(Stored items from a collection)

<<<<

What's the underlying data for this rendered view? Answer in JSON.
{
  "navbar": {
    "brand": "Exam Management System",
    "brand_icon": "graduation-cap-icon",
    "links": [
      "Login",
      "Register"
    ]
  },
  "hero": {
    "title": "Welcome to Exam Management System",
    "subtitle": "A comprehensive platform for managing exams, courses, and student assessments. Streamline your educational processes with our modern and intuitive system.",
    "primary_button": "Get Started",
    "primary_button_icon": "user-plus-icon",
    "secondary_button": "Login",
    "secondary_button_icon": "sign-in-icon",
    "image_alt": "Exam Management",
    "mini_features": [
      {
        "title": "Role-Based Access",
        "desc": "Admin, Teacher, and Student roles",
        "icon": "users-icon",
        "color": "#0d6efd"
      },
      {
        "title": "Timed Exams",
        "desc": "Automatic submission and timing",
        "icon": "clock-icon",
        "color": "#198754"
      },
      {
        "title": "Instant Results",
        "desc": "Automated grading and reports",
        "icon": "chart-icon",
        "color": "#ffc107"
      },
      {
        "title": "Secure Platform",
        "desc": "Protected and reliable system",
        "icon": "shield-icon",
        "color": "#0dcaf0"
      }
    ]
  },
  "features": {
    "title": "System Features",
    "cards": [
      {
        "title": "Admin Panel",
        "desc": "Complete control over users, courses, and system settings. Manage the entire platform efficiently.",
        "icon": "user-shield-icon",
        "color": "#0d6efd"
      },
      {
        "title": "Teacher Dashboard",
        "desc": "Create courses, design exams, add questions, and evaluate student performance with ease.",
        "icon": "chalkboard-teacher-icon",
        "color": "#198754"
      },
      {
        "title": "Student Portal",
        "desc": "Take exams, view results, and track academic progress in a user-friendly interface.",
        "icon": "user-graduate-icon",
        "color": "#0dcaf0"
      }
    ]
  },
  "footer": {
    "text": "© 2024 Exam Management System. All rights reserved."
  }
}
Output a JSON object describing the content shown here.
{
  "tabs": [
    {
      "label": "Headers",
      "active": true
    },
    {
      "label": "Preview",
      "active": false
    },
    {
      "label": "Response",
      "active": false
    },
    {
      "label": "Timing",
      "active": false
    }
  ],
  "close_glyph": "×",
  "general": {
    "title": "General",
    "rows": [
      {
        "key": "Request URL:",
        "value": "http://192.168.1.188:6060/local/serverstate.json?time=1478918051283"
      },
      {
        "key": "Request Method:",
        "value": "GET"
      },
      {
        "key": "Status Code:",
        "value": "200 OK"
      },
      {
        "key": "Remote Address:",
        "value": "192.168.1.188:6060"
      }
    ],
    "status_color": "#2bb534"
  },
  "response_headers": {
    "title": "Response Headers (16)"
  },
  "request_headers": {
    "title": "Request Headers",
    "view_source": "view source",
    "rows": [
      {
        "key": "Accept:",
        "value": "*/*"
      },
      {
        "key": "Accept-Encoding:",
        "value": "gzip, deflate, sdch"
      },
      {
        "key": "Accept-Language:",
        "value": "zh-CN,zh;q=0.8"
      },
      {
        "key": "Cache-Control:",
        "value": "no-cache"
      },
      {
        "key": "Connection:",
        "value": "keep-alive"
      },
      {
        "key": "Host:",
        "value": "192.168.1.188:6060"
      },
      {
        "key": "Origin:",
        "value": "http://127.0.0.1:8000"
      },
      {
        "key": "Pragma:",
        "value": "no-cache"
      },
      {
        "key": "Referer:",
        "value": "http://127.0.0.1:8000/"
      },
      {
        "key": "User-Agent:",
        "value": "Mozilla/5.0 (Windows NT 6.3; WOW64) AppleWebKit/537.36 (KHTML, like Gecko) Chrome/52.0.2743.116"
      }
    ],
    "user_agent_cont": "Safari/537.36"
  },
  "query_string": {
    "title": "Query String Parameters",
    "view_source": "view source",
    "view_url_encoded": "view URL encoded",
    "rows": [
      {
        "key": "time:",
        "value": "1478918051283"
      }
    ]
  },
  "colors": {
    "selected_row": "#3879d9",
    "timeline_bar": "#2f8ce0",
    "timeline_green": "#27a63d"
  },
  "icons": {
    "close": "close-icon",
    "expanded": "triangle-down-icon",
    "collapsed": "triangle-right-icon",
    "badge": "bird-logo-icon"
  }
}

>>>>

* Given request:
Output the data above exactly, please, line for line.

* Solution to this exercise:
What's the underlying data for this rendered view? Answer in JSON.
{
  "navbar": {
    "brand": "Exam Management System",
    "brand_icon": "graduation-cap-icon",
    "links": [
      "Login",
      "Register"
    ]
  },
  "hero": {
    "title": "Welcome to Exam Management System",
    "subtitle": "A comprehensive platform for managing exams, courses, and student assessments. Streamline your educational processes with our modern and intuitive system.",
    "primary_button": "Get Started",
    "primary_button_icon": "user-plus-icon",
    "secondary_button": "Login",
    "secondary_button_icon": "sign-in-icon",
    "image_alt": "Exam Management",
    "mini_features": [
      {
        "title": "Role-Based Access",
        "desc": "Admin, Teacher, and Student roles",
        "icon": "users-icon",
        "color": "#0d6efd"
      },
      {
        "title": "Timed Exams",
        "desc": "Automatic submission and timing",
        "icon": "clock-icon",
        "color": "#198754"
      },
      {
        "title": "Instant Results",
        "desc": "Automated grading and reports",
        "icon": "chart-icon",
        "color": "#ffc107"
      },
      {
        "title": "Secure Platform",
        "desc": "Protected and reliable system",
        "icon": "shield-icon",
        "color": "#0dcaf0"
      }
    ]
  },
  "features": {
    "title": "System Features",
    "cards": [
      {
        "title": "Admin Panel",
        "desc": "Complete control over users, courses, and system settings. Manage the entire platform efficiently.",
        "icon": "user-shield-icon",
        "color": "#0d6efd"
      },
      {
        "title": "Teacher Dashboard",
        "desc": "Create courses, design exams, add questions, and evaluate student performance with ease.",
        "icon": "chalkboard-teacher-icon",
        "color": "#198754"
      },
      {
        "title": "Student Portal",
        "desc": "Take exams, view results, and track academic progress in a user-friendly interface.",
        "icon": "user-graduate-icon",
        "color": "#0dcaf0"
      }
    ]
  },
  "footer": {
    "text": "© 2024 Exam Management System. All rights reserved."
  }
}
Output a JSON object describing the content shown here.
{
  "tabs": [
    {
      "label": "Headers",
      "active": true
    },
    {
      "label": "Preview",
      "active": false
    },
    {
      "label": "Response",
      "active": false
    },
    {
      "label": "Timing",
      "active": false
    }
  ],
  "close_glyph": "×",
  "general": {
    "title": "General",
    "rows": [
      {
        "key": "Request URL:",
        "value": "http://192.168.1.188:6060/local/serverstate.json?time=1478918051283"
      },
      {
        "key": "Request Method:",
        "value": "GET"
      },
      {
        "key": "Status Code:",
        "value": "200 OK"
      },
      {
        "key": "Remote Address:",
        "value": "192.168.1.188:6060"
      }
    ],
    "status_color": "#2bb534"
  },
  "response_headers": {
    "title": "Response Headers (16)"
  },
  "request_headers": {
    "title": "Request Headers",
    "view_source": "view source",
    "rows": [
      {
        "key": "Accept:",
        "value": "*/*"
      },
      {
        "key": "Accept-Encoding:",
        "value": "gzip, deflate, sdch"
      },
      {
        "key": "Accept-Language:",
        "value": "zh-CN,zh;q=0.8"
      },
      {
        "key": "Cache-Control:",
        "value": "no-cache"
      },
      {
        "key": "Connection:",
        "value": "keep-alive"
      },
      {
        "key": "Host:",
        "value": "192.168.1.188:6060"
      },
      {
        "key": "Origin:",
        "value": "http://127.0.0.1:8000"
      },
      {
        "key": "Pragma:",
        "value": "no-cache"
      },
      {
        "key": "Referer:",
        "value": "http://127.0.0.1:8000/"
      },
      {
        "key": "User-Agent:",
        "value": "Mozilla/5.0 (Windows NT 6.3; WOW64) AppleWebKit/537.36 (KHTML, like Gecko) Chrome/52.0.2743.116"
      }
    ],
    "user_agent_cont": "Safari/537.36"
  },
  "query_string": {
    "title": "Query String Parameters",
    "view_source": "view source",
    "view_url_encoded": "view URL encoded",
    "rows": [
      {
        "key": "time:",
        "value": "1478918051283"
      }
    ]
  },
  "colors": {
    "selected_row": "#3879d9",
    "timeline_bar": "#2f8ce0",
    "timeline_green": "#27a63d"
  },
  "icons": {
    "close": "close-icon",
    "expanded": "triangle-down-icon",
    "collapsed": "triangle-right-icon",
    "badge": "bird-logo-icon"
  }
}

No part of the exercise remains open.